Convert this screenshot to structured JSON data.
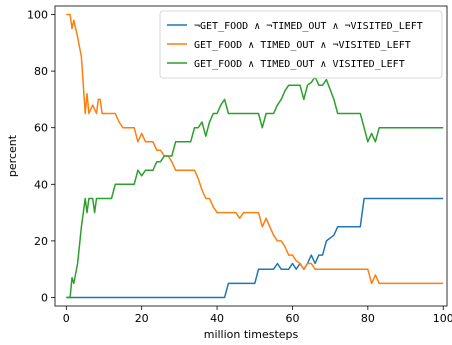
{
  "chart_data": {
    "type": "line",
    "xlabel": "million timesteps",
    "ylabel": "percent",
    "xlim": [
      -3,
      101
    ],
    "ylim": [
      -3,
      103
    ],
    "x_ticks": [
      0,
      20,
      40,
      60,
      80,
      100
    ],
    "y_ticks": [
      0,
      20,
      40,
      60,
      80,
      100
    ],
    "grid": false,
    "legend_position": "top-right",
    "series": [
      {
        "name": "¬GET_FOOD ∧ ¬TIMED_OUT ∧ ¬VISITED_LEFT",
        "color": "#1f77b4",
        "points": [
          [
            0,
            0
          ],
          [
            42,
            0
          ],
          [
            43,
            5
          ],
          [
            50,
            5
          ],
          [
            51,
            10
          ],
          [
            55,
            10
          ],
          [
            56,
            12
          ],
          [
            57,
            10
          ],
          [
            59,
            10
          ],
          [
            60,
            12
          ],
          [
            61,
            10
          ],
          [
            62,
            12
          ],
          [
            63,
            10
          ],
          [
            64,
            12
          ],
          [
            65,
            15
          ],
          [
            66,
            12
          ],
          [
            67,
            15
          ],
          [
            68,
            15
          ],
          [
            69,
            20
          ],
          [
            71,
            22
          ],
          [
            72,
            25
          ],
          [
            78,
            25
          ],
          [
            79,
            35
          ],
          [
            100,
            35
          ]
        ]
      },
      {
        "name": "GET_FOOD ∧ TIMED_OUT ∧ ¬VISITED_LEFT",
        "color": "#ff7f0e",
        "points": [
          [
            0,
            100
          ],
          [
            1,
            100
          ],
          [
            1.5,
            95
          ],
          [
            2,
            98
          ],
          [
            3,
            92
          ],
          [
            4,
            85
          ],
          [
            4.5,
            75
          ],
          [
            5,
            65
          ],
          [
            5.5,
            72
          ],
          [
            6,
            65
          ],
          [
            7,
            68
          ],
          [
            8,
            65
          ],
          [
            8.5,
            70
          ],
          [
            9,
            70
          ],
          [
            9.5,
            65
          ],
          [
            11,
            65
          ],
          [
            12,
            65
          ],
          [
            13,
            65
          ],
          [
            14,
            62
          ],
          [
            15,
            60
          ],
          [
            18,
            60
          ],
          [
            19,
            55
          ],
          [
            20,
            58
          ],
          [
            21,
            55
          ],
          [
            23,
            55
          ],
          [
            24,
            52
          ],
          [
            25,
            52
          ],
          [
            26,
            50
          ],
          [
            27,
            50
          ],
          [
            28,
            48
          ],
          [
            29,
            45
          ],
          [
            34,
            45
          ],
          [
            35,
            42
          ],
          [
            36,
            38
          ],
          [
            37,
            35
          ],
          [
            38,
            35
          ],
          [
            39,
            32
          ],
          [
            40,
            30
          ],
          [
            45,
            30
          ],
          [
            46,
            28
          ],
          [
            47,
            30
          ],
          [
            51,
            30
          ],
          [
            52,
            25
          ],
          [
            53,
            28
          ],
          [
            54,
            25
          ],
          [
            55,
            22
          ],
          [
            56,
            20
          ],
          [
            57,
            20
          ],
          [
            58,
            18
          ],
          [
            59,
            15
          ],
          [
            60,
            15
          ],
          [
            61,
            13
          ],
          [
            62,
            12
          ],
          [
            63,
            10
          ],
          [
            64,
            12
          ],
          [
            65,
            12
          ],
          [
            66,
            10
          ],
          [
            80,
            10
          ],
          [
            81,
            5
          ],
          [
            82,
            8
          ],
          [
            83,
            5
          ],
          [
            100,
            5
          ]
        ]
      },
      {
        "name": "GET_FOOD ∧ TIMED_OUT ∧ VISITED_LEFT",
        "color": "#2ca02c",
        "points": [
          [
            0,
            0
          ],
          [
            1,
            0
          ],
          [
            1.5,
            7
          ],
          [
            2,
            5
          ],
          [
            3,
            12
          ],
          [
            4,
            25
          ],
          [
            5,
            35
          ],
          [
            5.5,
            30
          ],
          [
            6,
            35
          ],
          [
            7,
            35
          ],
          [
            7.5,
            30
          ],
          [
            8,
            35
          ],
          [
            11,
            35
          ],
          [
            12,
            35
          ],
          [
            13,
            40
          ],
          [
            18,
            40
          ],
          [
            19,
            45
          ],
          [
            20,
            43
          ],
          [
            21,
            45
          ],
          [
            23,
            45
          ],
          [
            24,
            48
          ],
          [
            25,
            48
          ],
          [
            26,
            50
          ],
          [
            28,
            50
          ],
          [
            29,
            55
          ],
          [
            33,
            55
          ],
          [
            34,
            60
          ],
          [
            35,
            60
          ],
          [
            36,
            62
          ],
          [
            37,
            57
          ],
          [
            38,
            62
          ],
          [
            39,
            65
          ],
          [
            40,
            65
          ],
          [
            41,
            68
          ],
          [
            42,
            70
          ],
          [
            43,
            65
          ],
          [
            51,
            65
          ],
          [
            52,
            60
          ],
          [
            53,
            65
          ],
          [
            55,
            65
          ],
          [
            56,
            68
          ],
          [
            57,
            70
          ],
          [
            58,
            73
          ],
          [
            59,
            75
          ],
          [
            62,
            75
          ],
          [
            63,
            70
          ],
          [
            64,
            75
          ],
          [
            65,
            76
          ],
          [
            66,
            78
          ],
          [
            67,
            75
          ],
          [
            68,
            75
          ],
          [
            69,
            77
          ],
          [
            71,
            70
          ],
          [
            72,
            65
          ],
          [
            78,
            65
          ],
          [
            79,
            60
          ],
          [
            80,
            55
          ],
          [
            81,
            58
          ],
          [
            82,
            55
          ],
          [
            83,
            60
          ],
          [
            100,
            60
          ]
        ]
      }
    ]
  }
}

§

→ **TO DO**:
Give the number of lines above in which the word "color" occurs, with nothing else.

→ **EXPECTED ANSWER**:
3